# Data lines start
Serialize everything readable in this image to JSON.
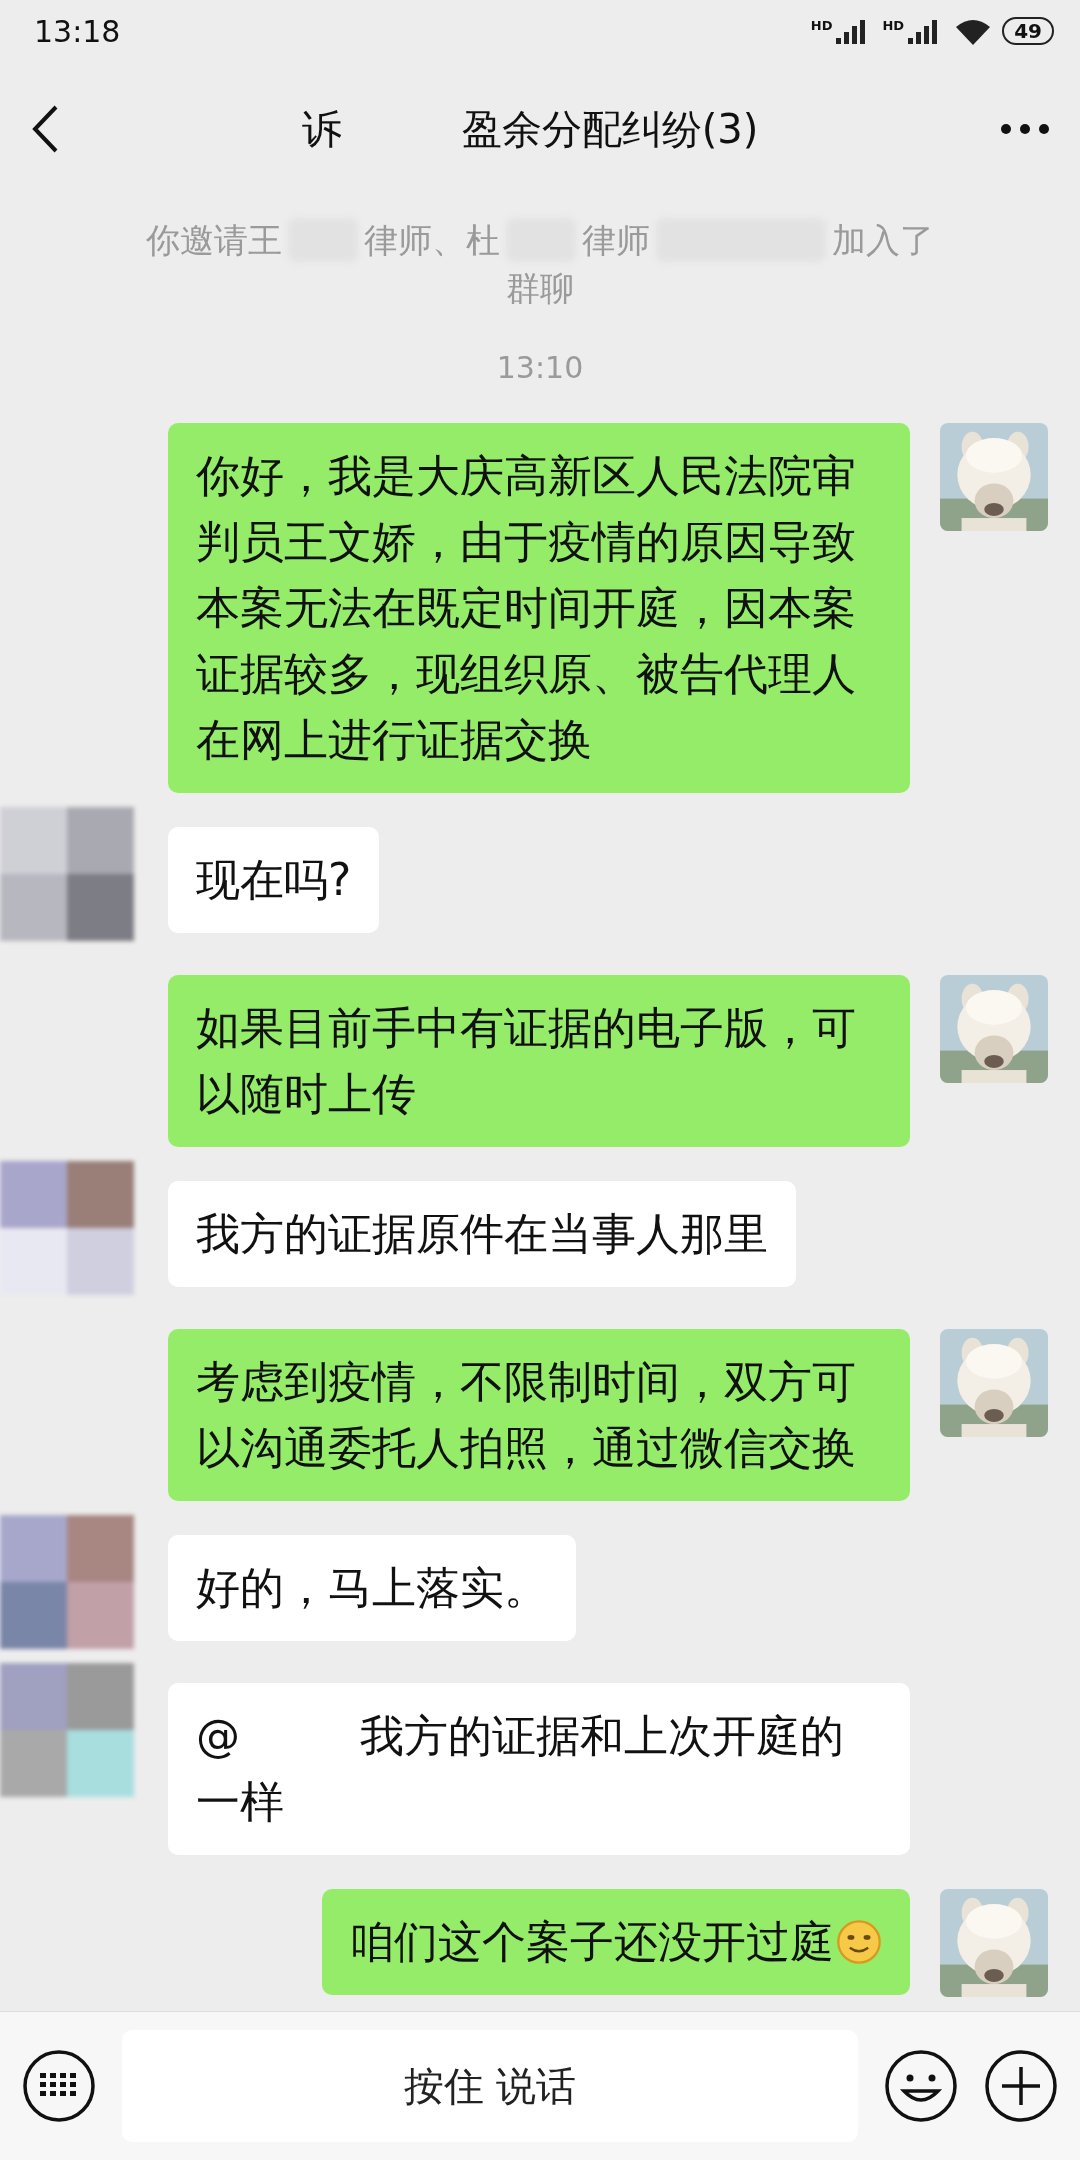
{
  "status_bar": {
    "time": "13:18",
    "signal_labels": [
      "HD",
      "HD"
    ],
    "battery": "49"
  },
  "header": {
    "title_segments": [
      "诉",
      "盈余分配纠纷(3)"
    ]
  },
  "messages": [
    {
      "kind": "system",
      "segments": [
        "你邀请王",
        "律师、杜",
        "律师",
        "加入了"
      ],
      "tail": "群聊"
    },
    {
      "kind": "time",
      "text": "13:10"
    },
    {
      "kind": "out",
      "text": "你好，我是大庆高新区人民法院审判员王文娇，由于疫情的原因导致本案无法在既定时间开庭，因本案证据较多，现组织原、被告代理人在网上进行证据交换"
    },
    {
      "kind": "in",
      "segments": [
        "现在吗?"
      ]
    },
    {
      "kind": "out",
      "text": "如果目前手中有证据的电子版，可以随时上传"
    },
    {
      "kind": "in",
      "segments": [
        "我方的证据原件在当事人那里"
      ]
    },
    {
      "kind": "out",
      "text": "考虑到疫情，不限制时间，双方可以沟通委托人拍照，通过微信交换"
    },
    {
      "kind": "in",
      "segments": [
        "好的，马上落实。"
      ]
    },
    {
      "kind": "in",
      "segments": [
        "@",
        "我方的证据和上次开庭的一样"
      ]
    },
    {
      "kind": "out",
      "text": "咱们这个案子还没开过庭",
      "emoji": true
    }
  ],
  "input_bar": {
    "voice_button": "按住 说话"
  }
}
# Data lines end
Instructions for the task
Identify the lines that contain the string "text", and copy every one of them.

Full answer
      "text": "13:10"
      "text": "你好，我是大庆高新区人民法院审判员王文娇，由于疫情的原因导致本案无法在既定时间开庭，因本案证据较多，现组织原、被告代理人在网上进行证据交换"
      "text": "如果目前手中有证据的电子版，可以随时上传"
      "text": "考虑到疫情，不限制时间，双方可以沟通委托人拍照，通过微信交换"
      "text": "咱们这个案子还没开过庭",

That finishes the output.